任务要求:
把下方关于DENSE_RANK()排名筛选的原文中，从“SELECT CASE”起到“AND CONVERT(DECIMAL(18, 2), [rank])”止的那一段原样输出，首尾都包括在内。

原文:
☆ ☆ ☆ ☆

DENSE_RANK()排名筛选 名次出错? 如100条数据 排名是从1到100 现在我根据条件Where一下 查询到的名称就不是原来的那个名次了?请问如何才能查询到原名次?谢谢
------解决方案--------------------
DENSE_RANK()是对查询结果排名,如果查询结果变化了,那排名也就变化了。如果想使用排名作条件,可以使用子查询:
SELECT *
FROM (
SELECT DENSE_RANK() AS NUM,*
FROM TB
)
WHERE NUM=3
------解决方案--------------------
如果你直接對原來的語句做where的話是對你where篩選後的語句重新進行排名的,如果要對排名後的數據再篩選可使用類似下面的語句
USE AdventureWorks2012;
GO
WITH a AS(
SELECT i.ProductID, p.Name, i.LocationID, i.Quantity
,DENSE_RANK() OVER
(PARTITION BY i.LocationID ORDER BY i.Quantity DESC) AS Rank
FROM Production.ProductInventory AS i
INNER JOIN Production.Product AS p
ON i.ProductID = p.ProductID
--WHERE i.LocationID BETWEEN 3 AND 4
)
SELECT * FROM a WHERE a.productid BETWEEN 367 AND 389
GO
------解决方案--------------------
/************************************************************
* Code formatted by SoftTree SQL Assistant ?v6.5.278
* Time: 2014/4/11 星期五 上午 11:51:25
************************************************************/
USE AdventureWorks2012;
GO
WITH a AS(
SELECT i.ProductID,
p.Name,
i.LocationID,
i.Quantity,
ROW_NUMBER() OVER(PARTITION BY i.LocationID ORDER BY i.Quantity DESC) AS
RANK,
COUNT(1) OVER(PARTITION BY i.LocationID) AS COUNT
FROM Production.ProductInventory AS i
INNER JOIN Production.Product AS p
ON i.ProductID = p.ProductID
--WHERE i.LocationID BETWEEN 3 AND 4
)
SELECT CASE
WHEN CONVERT(DECIMAL(18, 2), [rank]) / [COUNT] <= 0.2 THEN N'1等'
WHEN CONVERT(DECIMAL(18, 2), [rank]) / [COUNT] <= 0.8 AND CONVERT(DECIMAL(18, 2), [rank])
/ [COUNT] > 0.2 THEN N'2等'
ELSE N'3等'
END,
CONVERT(DECIMAL(18, 2), [rank]) / [count],
*
FROM a
GO
我用示例資料庫的內容做個範例給你參考吧

☆ ☆ ☆ ☆

(某集合中存储的条目)

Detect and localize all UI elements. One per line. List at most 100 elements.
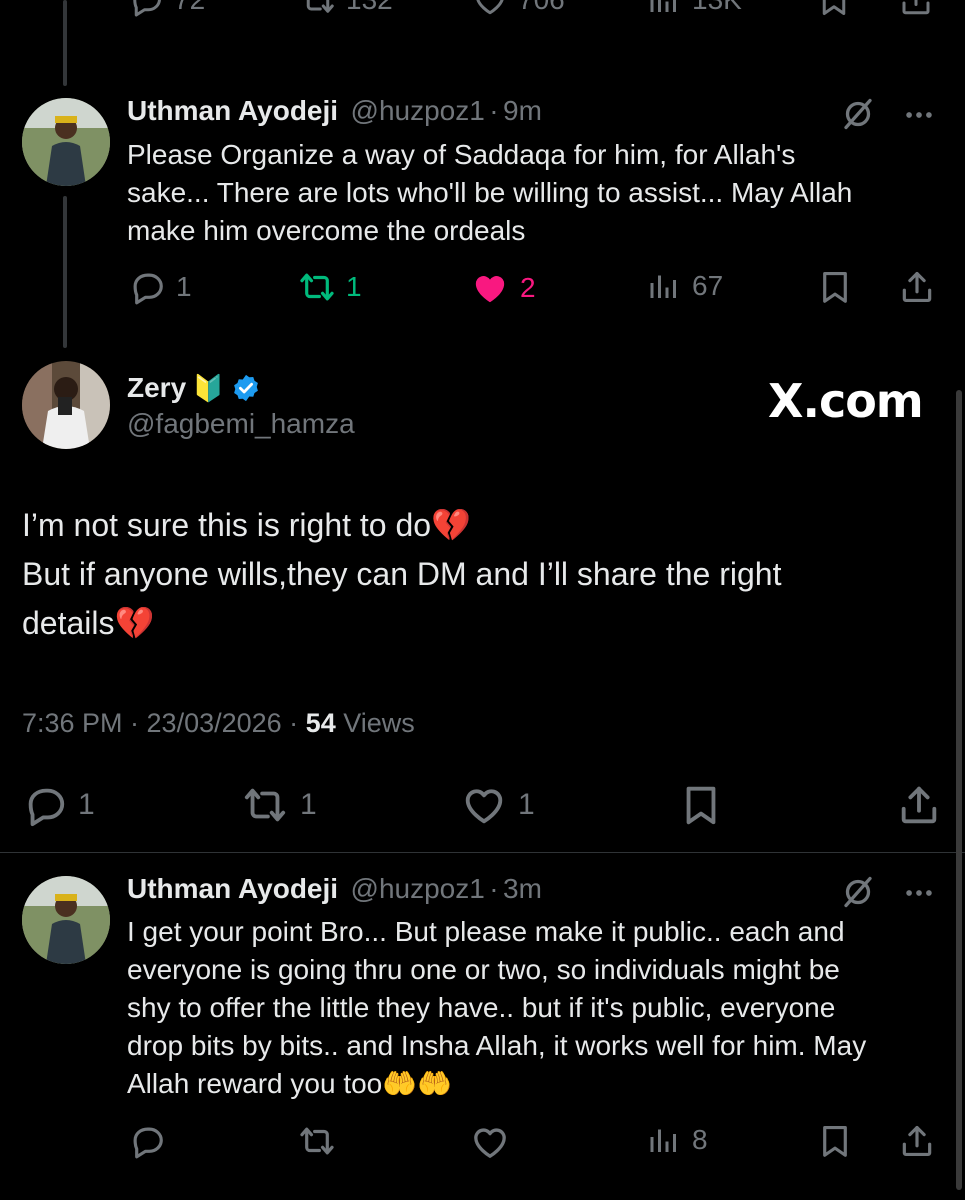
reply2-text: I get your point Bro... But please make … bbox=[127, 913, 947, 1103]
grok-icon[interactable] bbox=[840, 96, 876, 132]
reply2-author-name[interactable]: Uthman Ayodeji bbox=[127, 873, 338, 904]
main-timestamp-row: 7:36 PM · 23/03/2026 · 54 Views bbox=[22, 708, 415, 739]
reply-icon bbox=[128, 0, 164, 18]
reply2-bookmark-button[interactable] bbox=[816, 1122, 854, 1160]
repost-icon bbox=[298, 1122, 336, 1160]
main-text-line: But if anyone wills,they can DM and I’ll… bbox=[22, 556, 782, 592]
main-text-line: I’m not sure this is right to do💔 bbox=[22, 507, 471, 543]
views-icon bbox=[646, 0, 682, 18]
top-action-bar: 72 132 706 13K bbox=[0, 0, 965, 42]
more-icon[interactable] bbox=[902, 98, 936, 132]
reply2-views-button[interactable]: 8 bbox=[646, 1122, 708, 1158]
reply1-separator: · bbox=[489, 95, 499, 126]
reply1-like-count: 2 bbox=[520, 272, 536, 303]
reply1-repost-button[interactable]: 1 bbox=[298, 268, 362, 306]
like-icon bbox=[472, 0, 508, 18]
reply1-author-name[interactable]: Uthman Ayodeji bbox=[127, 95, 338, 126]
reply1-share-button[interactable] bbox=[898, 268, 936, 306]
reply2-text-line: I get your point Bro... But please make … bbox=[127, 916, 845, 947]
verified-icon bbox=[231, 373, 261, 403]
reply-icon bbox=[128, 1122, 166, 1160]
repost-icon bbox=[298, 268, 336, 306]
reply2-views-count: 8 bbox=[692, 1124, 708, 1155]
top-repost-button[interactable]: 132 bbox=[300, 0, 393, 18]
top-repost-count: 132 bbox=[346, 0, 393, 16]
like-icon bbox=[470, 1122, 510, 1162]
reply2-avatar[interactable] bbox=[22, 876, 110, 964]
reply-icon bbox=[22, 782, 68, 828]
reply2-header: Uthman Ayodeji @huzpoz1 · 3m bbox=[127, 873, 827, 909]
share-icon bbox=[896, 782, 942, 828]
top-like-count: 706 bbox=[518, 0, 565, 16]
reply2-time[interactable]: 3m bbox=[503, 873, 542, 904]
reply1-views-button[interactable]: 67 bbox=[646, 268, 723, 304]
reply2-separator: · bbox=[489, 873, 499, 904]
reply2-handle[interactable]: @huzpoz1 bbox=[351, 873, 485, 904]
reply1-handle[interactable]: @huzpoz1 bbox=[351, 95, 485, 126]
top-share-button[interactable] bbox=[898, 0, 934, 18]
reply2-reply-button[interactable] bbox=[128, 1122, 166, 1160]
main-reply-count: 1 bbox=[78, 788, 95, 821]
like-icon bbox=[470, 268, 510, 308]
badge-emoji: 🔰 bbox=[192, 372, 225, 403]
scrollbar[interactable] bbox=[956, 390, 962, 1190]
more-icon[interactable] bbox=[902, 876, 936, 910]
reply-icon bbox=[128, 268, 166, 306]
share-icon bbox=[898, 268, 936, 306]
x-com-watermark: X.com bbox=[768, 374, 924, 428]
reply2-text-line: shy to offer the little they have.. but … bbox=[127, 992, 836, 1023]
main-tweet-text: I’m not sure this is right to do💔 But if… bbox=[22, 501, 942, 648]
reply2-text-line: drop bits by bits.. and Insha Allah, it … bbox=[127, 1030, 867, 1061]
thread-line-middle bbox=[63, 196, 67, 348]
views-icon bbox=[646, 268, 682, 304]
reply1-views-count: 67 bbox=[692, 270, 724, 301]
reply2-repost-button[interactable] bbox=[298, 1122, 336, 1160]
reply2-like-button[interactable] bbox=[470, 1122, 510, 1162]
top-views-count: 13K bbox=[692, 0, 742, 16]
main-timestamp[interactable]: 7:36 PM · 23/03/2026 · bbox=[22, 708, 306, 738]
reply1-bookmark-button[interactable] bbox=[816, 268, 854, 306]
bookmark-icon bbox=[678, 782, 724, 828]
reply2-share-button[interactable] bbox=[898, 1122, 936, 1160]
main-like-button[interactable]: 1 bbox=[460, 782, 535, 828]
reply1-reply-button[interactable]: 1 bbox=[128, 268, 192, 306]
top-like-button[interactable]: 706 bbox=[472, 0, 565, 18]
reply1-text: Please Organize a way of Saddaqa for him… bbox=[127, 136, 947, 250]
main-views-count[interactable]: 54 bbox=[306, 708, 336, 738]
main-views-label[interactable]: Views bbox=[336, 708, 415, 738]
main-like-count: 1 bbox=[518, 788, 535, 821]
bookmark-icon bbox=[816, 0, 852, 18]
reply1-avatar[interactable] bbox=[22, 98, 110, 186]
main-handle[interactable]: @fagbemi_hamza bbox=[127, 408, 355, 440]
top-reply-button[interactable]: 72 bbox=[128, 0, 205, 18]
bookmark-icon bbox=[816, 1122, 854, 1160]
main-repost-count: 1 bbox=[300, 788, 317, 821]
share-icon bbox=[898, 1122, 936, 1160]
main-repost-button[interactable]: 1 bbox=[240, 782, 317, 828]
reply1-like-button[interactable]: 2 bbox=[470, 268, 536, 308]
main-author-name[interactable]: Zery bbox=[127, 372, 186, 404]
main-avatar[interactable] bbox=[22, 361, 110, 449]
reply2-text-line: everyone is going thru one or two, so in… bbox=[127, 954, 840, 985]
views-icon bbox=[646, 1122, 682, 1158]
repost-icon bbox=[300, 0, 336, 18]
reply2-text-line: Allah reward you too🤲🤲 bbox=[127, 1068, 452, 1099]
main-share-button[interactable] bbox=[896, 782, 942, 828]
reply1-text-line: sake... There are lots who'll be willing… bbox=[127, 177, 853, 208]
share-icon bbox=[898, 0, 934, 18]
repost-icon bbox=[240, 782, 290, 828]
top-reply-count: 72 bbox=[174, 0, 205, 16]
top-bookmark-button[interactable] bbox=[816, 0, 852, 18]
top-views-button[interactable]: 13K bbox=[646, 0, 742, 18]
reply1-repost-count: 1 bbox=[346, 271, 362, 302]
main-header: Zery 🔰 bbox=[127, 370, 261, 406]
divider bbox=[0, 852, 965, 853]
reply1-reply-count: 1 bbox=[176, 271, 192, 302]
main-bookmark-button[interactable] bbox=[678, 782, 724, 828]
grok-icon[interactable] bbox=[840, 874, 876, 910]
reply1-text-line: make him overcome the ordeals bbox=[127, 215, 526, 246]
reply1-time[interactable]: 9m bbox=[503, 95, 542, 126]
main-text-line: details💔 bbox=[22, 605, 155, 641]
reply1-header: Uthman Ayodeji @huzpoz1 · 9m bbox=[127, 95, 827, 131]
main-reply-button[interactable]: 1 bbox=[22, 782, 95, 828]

☆ ☆ ☆ ☆

任务解答:
SELECT CASE
WHEN CONVERT(DECIMAL(18, 2), [rank]) / [COUNT] <= 0.2 THEN N'1等'
WHEN CONVERT(DECIMAL(18, 2), [rank]) / [COUNT] <= 0.8 AND CONVERT(DECIMAL(18, 2), [rank])